Define one function, create n nodes

The family of @parameterize function modifiers allows the creation of multiple nodes with the same node implementation / function body (and therefore output type), but different node inputs.

This has many applications, such as producing the same performance plot for multiple models or computing groupby aggregates along different dimensions.

@parameterize

You need to specify the generated node name, a dictionary of dependencies, and optionally a docstring. For the dependencies, you can pass constants with value() or get them from the dataflow by passing a node name to source(). These notions are tricky at first, but let’s look at an example:

We create 3 nodes: revenue_by_age, revenue_by_country, revenue_by_occupation. For each, we get the dataframe df from the dataflow using source() and specify a different groupby_col with value(). Also, the docstring uses {groupby_col} to have the value inserted.

from hamilton.function_modifiers import parameterize
from hamilton.function_modifiers import source, value

@parameterize(
    revenue_by_age=dict(df=source("df"), groupby_col=value("age")),
    revenue_by_country=dict(df=source("df"), groupby_col=value("country")),
    revenue_by_occupation=dict(df=source("df"), groupby_col=value("occupation")),
)
def population_metrics(df: pd.DataFrame, groupby_col: str) -> dict:
    """Compute df metrics aggregates over dimension {groupby_col}"""
    return df.groupby(groupby_col)["revenue"] \
             .agg(["mean", "min", "max"]) \
             .to_dict()
../../_images/parameterize.png
  • The above example mixes constant value() and dataflow source() dependencies. The syntax is indeed verbose. Simplified syntaxes are available through @parameterize_values and @parameterize_sources if you only need one type of dependency.

Element box records:

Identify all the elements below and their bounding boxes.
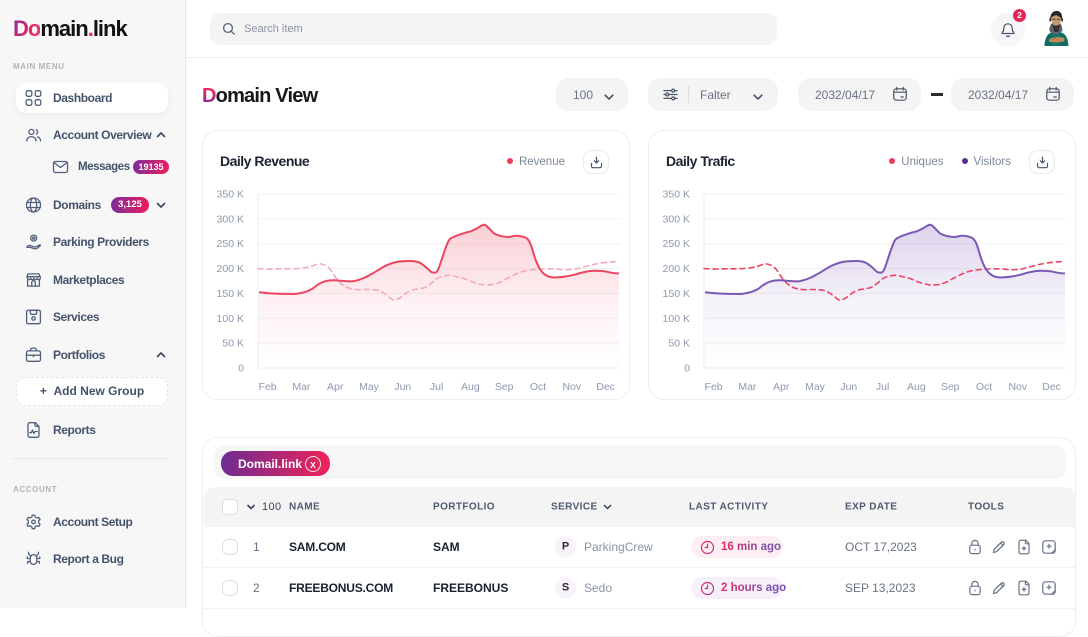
svg-text:0: 0 (684, 363, 690, 375)
svg-text:Aug: Aug (907, 381, 926, 393)
svg-text:May: May (359, 381, 380, 393)
svg-text:Jun: Jun (840, 381, 857, 393)
svg-text:300 K: 300 K (663, 213, 690, 225)
svg-text:300 K: 300 K (217, 213, 244, 225)
svg-text:Jul: Jul (876, 381, 889, 393)
svg-text:Oct: Oct (976, 381, 992, 393)
svg-text:250 K: 250 K (663, 238, 690, 250)
svg-text:50 K: 50 K (222, 338, 244, 350)
svg-text:Aug: Aug (461, 381, 480, 393)
svg-text:150 K: 150 K (217, 288, 244, 300)
svg-text:May: May (805, 381, 826, 393)
svg-text:Nov: Nov (1008, 381, 1027, 393)
svg-text:0: 0 (238, 363, 244, 375)
svg-text:Sep: Sep (495, 381, 514, 393)
svg-text:350 K: 350 K (663, 189, 690, 201)
svg-text:50 K: 50 K (668, 338, 690, 350)
svg-text:Mar: Mar (292, 381, 311, 393)
svg-text:Oct: Oct (530, 381, 546, 393)
svg-text:Apr: Apr (327, 381, 344, 393)
svg-text:Dec: Dec (596, 381, 615, 393)
svg-text:250 K: 250 K (217, 238, 244, 250)
svg-text:Sep: Sep (941, 381, 960, 393)
svg-text:Mar: Mar (738, 381, 757, 393)
svg-text:100 K: 100 K (663, 313, 690, 325)
svg-text:Jul: Jul (430, 381, 443, 393)
svg-text:Nov: Nov (562, 381, 581, 393)
svg-text:Feb: Feb (705, 381, 723, 393)
svg-text:200 K: 200 K (217, 263, 244, 275)
svg-text:Jun: Jun (394, 381, 411, 393)
svg-text:150 K: 150 K (663, 288, 690, 300)
svg-text:350 K: 350 K (217, 189, 244, 201)
svg-text:200 K: 200 K (663, 263, 690, 275)
svg-text:Feb: Feb (259, 381, 277, 393)
svg-text:100 K: 100 K (217, 313, 244, 325)
svg-text:Dec: Dec (1042, 381, 1061, 393)
svg-text:Apr: Apr (773, 381, 790, 393)
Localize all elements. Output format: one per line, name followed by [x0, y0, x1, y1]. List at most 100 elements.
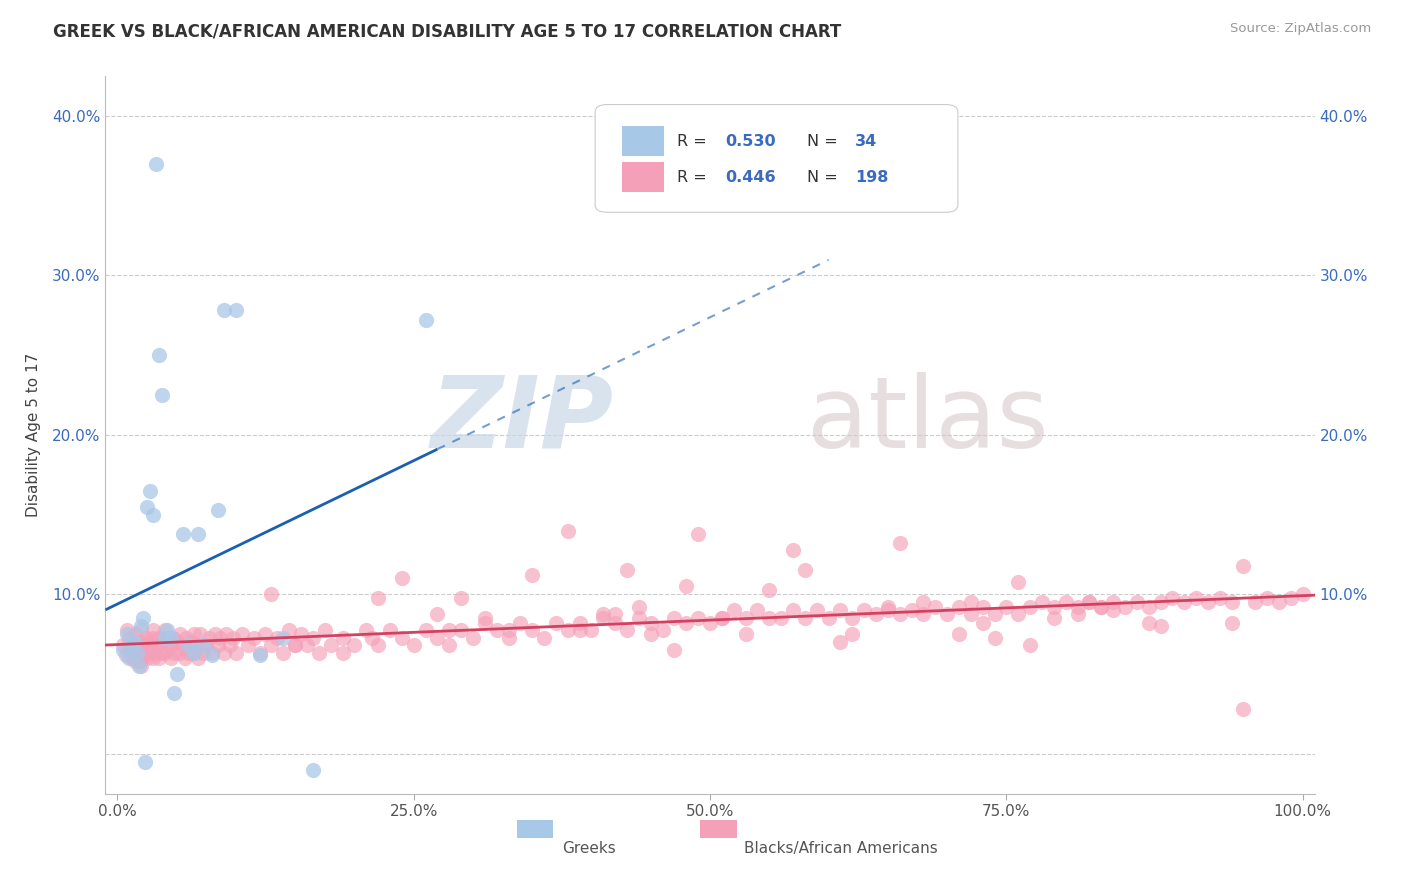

**Work to complete:**
[a] Summarize the @parameterize documentation in two sentences.
[b] Resume the @parameterize documentation after its final sentence.

**The replies:**
[a] The @parameterize family of function modifiers creates multiple nodes from a single function body with the same output type but different inputs, with dependencies supplied as constants through value() or taken from the dataflow through source(). In the example, one function produces revenue_by_age, revenue_by_country and revenue_by_occupation, and @parameterize_values and @parameterize_sources offer a simpler syntax when only one type of dependency is needed.

[b]
  • If you need to extract columns from the output of a generated node, use @parameterize_extract_columns

Select functions to include

The family of @config decorators doesn’t modify the function. Rather, it tells the Driver which functions from the module (and therefore nodes) to include in the dataflow. This helps projects that need to run in different contexts (e.g., locally vs orchestrator) or need to swap different implementations of a node (e.g., ML experiments, code migration, A/B testing).

Note

At first, there can be confusion between @config and the inputs and overrides of the Driver’s .execute() and .materialize() methods. In common language, people might refer to the .execute(inputs=..., overrides=...) as a configuration. However, these two affect the values passing through the dataflow once the Driver is built while @config determines how the Driver is built.

@config

For the decorator, you must specify one or more key=value pairs. Then, you need to add to the Builder .with_config() and give it a dictionary of key=value pairs. This will determine which functions to load.

This example uses @config.when() to select between a binary classifier and a regressor model. Notice a few elements:

  • both functions have the same name base_model with a suffix __binary or __regression. This is required because Python enforces unique function names. After the config determines which function to load, Hamilton will remove the suffix from the node name.

  • the two functions have different return types, so train_model needs to annotate base_model as a Union[] type.

# model_training.py
from hamilton.function_modifiers import config

@config.when(task="binary_classification")
def base_model__binary() -> XGBClassifier:
    return XGBClassifier(...)

@config.when(task="continuous_regression")
def base_model__regression() -> XGBRegressor:
    return XGBRegressor(...)

def train_model(
    base_model: Union[XGBClassifier, XGBRegressor],
    X: np.ndarray,
    y: np.ndarray,
) -> Union[XGBClassifier, XGBRegressor]:
    return ...

# run.py
dr = (
    driver.Builder()
    .with_modules(model_training)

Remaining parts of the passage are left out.